| Prompt |
Each line that holds the word "describing" should be returned.

+-------+

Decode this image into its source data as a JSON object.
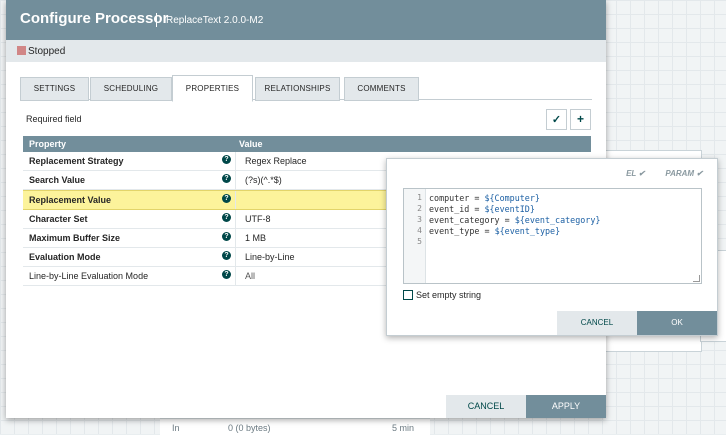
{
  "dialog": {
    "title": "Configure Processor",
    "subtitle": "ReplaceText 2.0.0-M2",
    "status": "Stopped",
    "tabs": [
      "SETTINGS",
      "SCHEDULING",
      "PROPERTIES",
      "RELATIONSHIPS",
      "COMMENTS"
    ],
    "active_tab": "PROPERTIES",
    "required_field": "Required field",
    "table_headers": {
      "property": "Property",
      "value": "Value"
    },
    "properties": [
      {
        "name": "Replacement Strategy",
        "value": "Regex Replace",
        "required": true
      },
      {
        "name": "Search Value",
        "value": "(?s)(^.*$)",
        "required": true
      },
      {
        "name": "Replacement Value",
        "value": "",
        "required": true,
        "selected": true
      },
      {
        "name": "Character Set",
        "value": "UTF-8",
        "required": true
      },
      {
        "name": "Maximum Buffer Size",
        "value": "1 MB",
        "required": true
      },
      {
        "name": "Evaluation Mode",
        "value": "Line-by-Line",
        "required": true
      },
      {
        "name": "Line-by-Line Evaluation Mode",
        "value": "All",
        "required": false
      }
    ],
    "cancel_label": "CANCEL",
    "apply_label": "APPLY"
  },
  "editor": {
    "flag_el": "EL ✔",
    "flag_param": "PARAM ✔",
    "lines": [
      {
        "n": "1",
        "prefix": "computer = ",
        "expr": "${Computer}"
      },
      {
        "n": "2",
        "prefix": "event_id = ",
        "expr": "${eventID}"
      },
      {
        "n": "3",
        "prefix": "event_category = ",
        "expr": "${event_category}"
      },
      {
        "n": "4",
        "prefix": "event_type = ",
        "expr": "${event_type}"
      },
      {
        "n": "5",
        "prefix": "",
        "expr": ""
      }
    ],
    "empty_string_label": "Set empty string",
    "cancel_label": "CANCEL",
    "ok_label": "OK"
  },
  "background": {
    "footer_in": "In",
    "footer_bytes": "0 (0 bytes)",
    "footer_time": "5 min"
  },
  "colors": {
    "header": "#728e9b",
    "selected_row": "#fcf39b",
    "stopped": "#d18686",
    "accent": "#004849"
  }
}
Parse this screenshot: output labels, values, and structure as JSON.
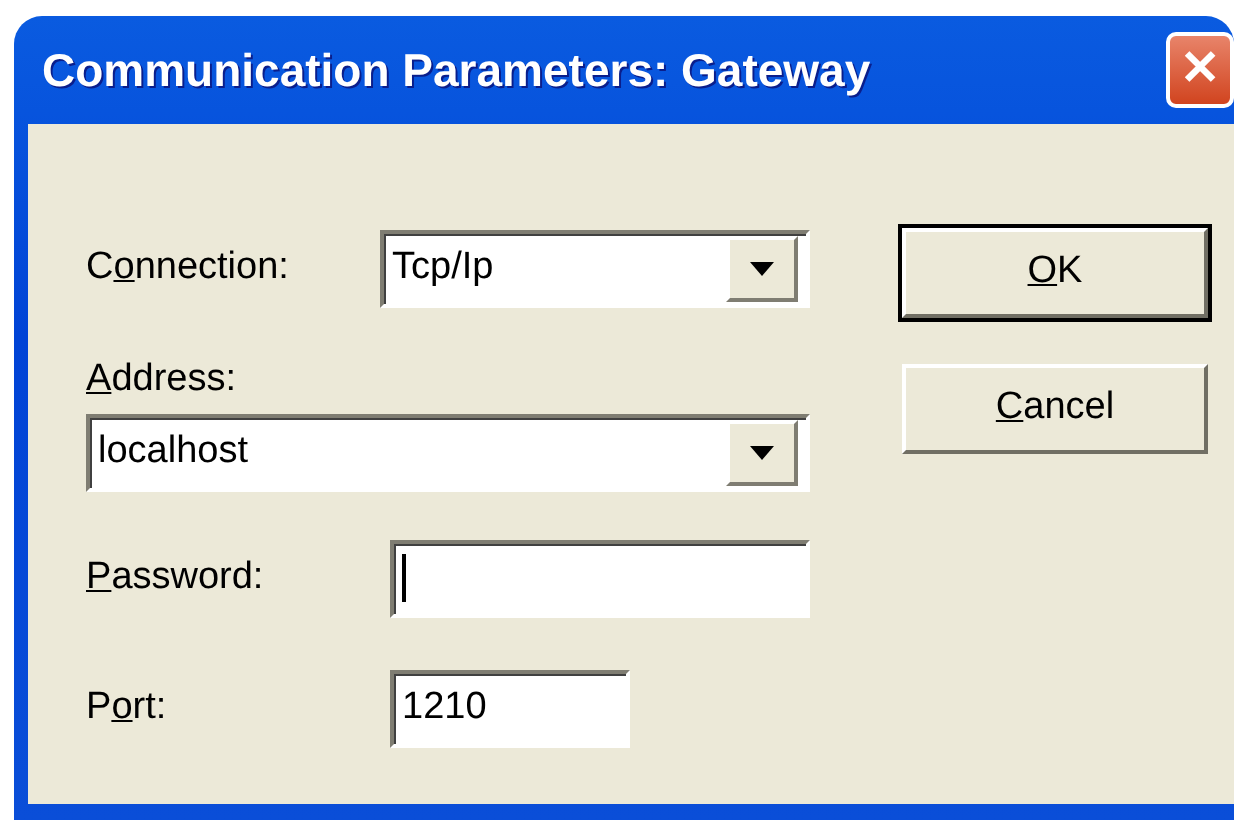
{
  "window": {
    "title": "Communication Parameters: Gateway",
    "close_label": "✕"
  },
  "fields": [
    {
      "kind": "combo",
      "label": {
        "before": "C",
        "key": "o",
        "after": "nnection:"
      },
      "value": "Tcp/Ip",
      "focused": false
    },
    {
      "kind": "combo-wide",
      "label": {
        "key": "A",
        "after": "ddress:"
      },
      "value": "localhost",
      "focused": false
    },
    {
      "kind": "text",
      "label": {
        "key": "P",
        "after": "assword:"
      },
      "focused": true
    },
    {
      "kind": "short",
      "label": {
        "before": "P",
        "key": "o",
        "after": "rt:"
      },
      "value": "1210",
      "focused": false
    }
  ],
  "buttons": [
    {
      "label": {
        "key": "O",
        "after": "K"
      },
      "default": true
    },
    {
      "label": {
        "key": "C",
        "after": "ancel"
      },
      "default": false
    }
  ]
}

+-------+

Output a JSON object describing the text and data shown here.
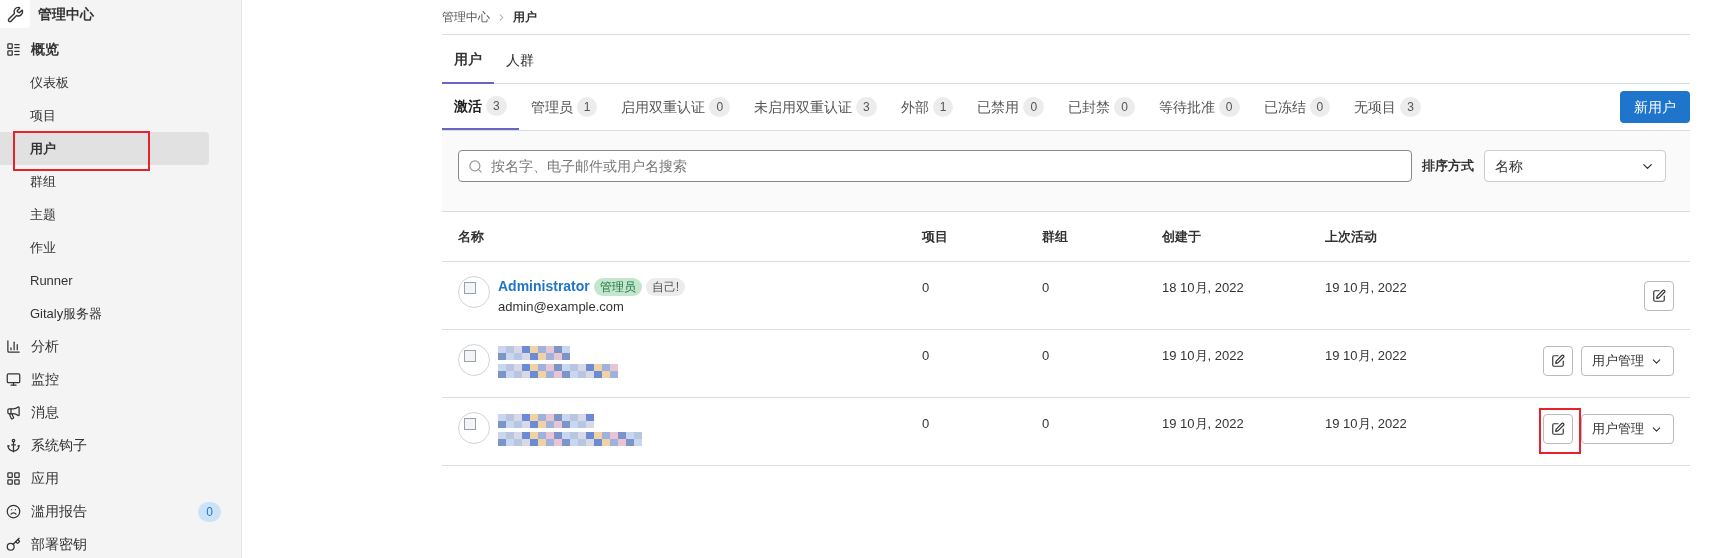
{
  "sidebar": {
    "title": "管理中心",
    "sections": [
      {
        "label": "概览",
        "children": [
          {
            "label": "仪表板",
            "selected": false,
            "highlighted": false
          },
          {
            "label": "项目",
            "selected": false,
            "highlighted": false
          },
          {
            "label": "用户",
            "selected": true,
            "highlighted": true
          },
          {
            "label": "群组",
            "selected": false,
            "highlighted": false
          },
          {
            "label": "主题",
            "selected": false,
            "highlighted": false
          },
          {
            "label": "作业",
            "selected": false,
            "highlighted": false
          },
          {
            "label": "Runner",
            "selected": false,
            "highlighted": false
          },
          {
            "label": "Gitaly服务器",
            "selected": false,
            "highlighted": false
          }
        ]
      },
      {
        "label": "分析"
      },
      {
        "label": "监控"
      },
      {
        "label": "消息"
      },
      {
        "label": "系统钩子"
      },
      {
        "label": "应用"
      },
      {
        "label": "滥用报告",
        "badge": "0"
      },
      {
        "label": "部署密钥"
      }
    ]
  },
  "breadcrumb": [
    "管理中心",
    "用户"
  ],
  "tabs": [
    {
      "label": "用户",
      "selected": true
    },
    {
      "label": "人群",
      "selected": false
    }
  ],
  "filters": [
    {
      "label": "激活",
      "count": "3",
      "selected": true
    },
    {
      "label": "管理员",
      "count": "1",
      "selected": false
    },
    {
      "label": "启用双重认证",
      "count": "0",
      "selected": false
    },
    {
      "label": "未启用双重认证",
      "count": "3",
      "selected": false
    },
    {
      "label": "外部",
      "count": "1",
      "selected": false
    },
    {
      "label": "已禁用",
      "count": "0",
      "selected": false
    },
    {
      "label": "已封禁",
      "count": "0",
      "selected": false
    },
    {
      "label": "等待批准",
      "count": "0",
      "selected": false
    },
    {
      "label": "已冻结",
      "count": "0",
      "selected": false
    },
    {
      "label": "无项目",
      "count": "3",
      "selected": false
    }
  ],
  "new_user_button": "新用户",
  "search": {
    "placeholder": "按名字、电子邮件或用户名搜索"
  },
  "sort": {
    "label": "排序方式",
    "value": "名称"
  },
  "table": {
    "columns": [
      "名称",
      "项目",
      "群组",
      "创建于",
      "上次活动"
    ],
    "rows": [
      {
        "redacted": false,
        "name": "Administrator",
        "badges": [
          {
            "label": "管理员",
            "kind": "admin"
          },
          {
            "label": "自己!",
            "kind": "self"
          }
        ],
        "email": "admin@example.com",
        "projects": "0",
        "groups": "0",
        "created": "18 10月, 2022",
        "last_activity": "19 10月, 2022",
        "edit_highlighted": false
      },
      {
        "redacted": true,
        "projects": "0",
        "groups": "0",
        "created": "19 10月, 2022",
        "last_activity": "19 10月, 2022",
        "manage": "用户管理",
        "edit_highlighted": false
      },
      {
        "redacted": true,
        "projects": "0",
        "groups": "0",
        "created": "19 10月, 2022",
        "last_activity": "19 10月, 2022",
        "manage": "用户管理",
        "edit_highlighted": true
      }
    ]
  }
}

+-------+

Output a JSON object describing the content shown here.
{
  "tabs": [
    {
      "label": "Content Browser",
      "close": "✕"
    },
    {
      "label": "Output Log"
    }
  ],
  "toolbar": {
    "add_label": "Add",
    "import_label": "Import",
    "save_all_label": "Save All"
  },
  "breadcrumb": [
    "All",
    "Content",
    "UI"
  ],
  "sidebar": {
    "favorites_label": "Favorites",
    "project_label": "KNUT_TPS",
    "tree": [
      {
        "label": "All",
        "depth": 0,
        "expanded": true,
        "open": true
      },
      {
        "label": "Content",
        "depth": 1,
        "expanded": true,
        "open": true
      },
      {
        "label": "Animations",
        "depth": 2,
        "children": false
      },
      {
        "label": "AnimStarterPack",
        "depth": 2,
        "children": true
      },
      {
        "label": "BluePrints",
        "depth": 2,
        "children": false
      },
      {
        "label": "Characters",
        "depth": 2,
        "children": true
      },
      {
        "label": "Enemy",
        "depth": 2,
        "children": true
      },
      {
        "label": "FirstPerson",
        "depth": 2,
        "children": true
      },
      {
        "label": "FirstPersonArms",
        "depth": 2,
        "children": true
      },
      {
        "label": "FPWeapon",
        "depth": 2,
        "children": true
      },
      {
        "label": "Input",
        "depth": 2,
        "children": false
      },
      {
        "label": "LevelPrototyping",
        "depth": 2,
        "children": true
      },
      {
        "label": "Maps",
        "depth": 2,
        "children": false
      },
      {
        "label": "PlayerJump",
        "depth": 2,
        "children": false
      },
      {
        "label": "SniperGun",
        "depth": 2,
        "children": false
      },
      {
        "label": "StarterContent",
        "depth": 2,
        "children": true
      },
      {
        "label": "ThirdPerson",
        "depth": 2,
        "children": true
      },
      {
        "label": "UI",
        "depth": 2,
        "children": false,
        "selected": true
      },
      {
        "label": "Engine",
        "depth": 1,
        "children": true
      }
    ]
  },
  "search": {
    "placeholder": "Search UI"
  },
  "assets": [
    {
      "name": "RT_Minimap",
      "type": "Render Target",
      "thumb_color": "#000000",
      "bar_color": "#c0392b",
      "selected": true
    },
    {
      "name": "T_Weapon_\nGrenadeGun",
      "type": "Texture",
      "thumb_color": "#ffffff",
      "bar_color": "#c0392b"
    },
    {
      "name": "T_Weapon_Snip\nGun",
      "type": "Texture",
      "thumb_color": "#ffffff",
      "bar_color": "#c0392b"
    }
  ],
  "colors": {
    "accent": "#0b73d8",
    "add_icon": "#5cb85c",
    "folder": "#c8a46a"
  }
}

+-------+

| Result |
Output a JSON object describing the text and data shown here.
Output a JSON object describing the content shown here.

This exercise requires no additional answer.